— THE EXERCISE —
Copy every entry exactly.

"""

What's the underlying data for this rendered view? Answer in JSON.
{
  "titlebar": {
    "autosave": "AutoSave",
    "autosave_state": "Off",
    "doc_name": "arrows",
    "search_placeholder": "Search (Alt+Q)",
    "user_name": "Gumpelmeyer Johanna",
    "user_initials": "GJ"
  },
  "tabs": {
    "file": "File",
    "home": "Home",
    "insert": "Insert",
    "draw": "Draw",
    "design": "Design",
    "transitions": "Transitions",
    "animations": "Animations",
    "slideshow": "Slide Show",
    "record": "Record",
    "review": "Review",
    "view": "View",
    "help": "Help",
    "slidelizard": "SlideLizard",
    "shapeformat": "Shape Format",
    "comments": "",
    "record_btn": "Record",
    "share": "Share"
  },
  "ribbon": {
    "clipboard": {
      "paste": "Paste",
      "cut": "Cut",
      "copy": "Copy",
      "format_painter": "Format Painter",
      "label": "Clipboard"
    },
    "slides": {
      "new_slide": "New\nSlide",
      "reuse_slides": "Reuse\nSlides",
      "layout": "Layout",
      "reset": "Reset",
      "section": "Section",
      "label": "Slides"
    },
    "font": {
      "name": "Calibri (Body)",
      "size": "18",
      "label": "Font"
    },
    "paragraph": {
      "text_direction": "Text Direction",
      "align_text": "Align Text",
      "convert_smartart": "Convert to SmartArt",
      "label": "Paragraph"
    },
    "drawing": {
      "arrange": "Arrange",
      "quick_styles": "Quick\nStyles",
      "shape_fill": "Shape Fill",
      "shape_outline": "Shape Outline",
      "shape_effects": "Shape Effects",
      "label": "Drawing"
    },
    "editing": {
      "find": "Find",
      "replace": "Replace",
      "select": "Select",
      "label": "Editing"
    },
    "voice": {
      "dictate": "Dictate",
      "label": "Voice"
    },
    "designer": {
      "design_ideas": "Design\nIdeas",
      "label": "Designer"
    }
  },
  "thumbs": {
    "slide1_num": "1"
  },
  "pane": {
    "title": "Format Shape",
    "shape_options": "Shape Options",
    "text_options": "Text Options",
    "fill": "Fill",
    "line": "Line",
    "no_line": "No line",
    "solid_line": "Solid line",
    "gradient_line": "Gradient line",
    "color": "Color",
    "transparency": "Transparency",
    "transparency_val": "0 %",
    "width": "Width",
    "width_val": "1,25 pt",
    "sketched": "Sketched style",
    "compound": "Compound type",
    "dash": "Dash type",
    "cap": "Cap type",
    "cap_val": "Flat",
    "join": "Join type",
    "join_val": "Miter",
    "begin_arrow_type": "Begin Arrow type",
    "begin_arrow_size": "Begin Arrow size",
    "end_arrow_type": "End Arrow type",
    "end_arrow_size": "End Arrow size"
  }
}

"""

— REPLY TO THE EXERCISE —
What's the underlying data for this rendered view? Answer in JSON.
{
  "titlebar": {
    "autosave": "AutoSave",
    "autosave_state": "Off",
    "doc_name": "arrows",
    "search_placeholder": "Search (Alt+Q)",
    "user_name": "Gumpelmeyer Johanna",
    "user_initials": "GJ"
  },
  "tabs": {
    "file": "File",
    "home": "Home",
    "insert": "Insert",
    "draw": "Draw",
    "design": "Design",
    "transitions": "Transitions",
    "animations": "Animations",
    "slideshow": "Slide Show",
    "record": "Record",
    "review": "Review",
    "view": "View",
    "help": "Help",
    "slidelizard": "SlideLizard",
    "shapeformat": "Shape Format",
    "comments": "",
    "record_btn": "Record",
    "share": "Share"
  },
  "ribbon": {
    "clipboard": {
      "paste": "Paste",
      "cut": "Cut",
      "copy": "Copy",
      "format_painter": "Format Painter",
      "label": "Clipboard"
    },
    "slides": {
      "new_slide": "New\nSlide",
      "reuse_slides": "Reuse\nSlides",
      "layout": "Layout",
      "reset": "Reset",
      "section": "Section",
      "label": "Slides"
    },
    "font": {
      "name": "Calibri (Body)",
      "size": "18",
      "label": "Font"
    },
    "paragraph": {
      "text_direction": "Text Direction",
      "align_text": "Align Text",
      "convert_smartart": "Convert to SmartArt",
      "label": "Paragraph"
    },
    "drawing": {
      "arrange": "Arrange",
      "quick_styles": "Quick\nStyles",
      "shape_fill": "Shape Fill",
      "shape_outline": "Shape Outline",
      "shape_effects": "Shape Effects",
      "label": "Drawing"
    },
    "editing": {
      "find": "Find",
      "replace": "Replace",
      "select": "Select",
      "label": "Editing"
    },
    "voice": {
      "dictate": "Dictate",
      "label": "Voice"
    },
    "designer": {
      "design_ideas": "Design\nIdeas",
      "label": "Designer"
    }
  },
  "thumbs": {
    "slide1_num": "1"
  },
  "pane": {
    "title": "Format Shape",
    "shape_options": "Shape Options",
    "text_options": "Text Options",
    "fill": "Fill",
    "line": "Line",
    "no_line": "No line",
    "solid_line": "Solid line",
    "gradient_line": "Gradient line",
    "color": "Color",
    "transparency": "Transparency",
    "transparency_val": "0 %",
    "width": "Width",
    "width_val": "1,25 pt",
    "sketched": "Sketched style",
    "compound": "Compound type",
    "dash": "Dash type",
    "cap": "Cap type",
    "cap_val": "Flat",
    "join": "Join type",
    "join_val": "Miter",
    "begin_arrow_type": "Begin Arrow type",
    "begin_arrow_size": "Begin Arrow size",
    "end_arrow_type": "End Arrow type",
    "end_arrow_size": "End Arrow size"
  }
}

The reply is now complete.